● **Stated task**
Reproduce the material from its beginning through the line containing "y-tick-label: 120% — [9, 71, 40, 84]", replacing "Detect" with "Identify" and leaving everything else the same.

● **Extracted entries**
▶
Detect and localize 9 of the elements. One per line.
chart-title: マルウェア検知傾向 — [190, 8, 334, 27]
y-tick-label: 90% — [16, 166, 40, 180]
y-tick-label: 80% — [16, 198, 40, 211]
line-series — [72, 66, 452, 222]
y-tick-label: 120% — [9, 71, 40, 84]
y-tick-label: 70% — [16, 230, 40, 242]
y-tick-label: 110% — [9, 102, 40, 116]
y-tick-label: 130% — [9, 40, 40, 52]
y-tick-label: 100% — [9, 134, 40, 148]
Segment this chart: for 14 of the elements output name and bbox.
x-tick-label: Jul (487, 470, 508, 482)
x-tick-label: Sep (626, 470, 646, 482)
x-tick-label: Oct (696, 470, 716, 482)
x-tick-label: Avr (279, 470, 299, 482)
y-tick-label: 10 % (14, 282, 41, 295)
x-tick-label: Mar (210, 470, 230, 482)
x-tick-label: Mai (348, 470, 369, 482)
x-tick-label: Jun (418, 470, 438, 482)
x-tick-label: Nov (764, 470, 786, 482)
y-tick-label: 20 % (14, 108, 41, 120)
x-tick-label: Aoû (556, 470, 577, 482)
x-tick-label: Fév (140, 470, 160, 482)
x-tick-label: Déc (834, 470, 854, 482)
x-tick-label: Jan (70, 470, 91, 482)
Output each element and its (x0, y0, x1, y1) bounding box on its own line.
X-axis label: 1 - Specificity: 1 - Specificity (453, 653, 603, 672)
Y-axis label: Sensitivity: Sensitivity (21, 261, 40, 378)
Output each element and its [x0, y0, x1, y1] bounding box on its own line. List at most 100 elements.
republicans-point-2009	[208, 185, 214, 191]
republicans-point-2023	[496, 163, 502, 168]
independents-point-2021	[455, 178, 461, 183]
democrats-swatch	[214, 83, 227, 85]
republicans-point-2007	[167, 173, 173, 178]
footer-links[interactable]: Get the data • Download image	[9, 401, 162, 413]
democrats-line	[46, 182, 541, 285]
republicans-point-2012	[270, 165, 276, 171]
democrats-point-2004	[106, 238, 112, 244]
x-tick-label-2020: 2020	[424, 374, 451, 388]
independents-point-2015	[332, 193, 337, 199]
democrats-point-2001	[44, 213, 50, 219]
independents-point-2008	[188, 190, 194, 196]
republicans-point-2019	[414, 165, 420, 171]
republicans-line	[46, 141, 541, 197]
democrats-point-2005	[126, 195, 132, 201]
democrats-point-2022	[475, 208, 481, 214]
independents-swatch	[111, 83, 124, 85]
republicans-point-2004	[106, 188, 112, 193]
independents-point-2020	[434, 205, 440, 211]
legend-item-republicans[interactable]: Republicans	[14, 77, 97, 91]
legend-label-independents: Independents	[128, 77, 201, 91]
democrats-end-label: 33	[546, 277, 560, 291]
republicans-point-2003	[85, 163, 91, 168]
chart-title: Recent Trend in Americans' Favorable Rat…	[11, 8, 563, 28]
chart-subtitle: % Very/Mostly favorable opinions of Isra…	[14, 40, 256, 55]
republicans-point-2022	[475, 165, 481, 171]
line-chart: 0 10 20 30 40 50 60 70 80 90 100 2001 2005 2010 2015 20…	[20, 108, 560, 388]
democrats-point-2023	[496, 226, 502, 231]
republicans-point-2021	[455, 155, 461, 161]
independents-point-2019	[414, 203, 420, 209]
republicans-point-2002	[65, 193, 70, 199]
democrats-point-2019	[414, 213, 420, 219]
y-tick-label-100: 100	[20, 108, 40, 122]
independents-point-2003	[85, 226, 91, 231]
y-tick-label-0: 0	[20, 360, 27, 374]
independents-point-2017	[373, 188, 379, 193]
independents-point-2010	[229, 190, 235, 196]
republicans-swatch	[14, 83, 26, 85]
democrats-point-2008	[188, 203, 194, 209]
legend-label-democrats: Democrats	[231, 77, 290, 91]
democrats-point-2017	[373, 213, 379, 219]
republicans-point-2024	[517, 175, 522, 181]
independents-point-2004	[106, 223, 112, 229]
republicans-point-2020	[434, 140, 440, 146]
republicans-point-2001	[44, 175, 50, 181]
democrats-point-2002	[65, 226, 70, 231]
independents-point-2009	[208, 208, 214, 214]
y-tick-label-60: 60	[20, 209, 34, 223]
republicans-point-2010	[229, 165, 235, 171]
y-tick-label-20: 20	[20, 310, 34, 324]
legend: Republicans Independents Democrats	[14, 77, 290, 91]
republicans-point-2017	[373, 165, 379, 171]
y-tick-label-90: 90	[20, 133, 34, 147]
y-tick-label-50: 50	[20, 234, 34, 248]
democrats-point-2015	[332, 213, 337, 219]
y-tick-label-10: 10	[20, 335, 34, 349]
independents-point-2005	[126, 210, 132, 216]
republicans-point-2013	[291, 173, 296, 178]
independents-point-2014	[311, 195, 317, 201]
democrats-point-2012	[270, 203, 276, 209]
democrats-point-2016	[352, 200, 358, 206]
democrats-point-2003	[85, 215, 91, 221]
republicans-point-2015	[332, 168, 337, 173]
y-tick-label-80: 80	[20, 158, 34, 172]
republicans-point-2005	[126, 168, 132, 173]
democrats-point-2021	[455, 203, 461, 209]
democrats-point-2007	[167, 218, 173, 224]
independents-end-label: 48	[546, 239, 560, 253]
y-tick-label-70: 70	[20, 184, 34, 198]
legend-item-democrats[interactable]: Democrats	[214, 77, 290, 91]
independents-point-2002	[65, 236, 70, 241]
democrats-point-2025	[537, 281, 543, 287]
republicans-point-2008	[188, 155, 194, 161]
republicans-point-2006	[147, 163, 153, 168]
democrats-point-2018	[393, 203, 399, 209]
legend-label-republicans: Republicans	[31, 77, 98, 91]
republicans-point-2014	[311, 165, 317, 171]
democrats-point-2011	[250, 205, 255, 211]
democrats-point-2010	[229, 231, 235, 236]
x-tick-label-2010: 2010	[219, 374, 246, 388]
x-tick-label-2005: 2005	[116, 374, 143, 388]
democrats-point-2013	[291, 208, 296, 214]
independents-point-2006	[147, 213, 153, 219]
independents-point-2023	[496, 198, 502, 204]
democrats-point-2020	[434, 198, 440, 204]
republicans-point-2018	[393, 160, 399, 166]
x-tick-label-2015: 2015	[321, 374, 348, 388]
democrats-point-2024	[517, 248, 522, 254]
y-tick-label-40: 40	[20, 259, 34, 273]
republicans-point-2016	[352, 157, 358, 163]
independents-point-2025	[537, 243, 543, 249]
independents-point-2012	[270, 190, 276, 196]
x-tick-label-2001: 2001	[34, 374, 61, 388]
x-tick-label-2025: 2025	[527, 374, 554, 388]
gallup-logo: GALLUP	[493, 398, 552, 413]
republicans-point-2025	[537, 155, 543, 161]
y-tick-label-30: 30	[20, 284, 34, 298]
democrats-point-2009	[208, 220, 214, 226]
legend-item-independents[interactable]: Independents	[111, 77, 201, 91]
◀
● **Expected output**
Identify and localize 9 of the elements. One per line.
chart-title: マルウェア検知傾向 — [190, 8, 334, 27]
y-tick-label: 90% — [16, 166, 40, 180]
y-tick-label: 80% — [16, 198, 40, 211]
line-series — [72, 66, 452, 222]
y-tick-label: 120% — [9, 71, 40, 84]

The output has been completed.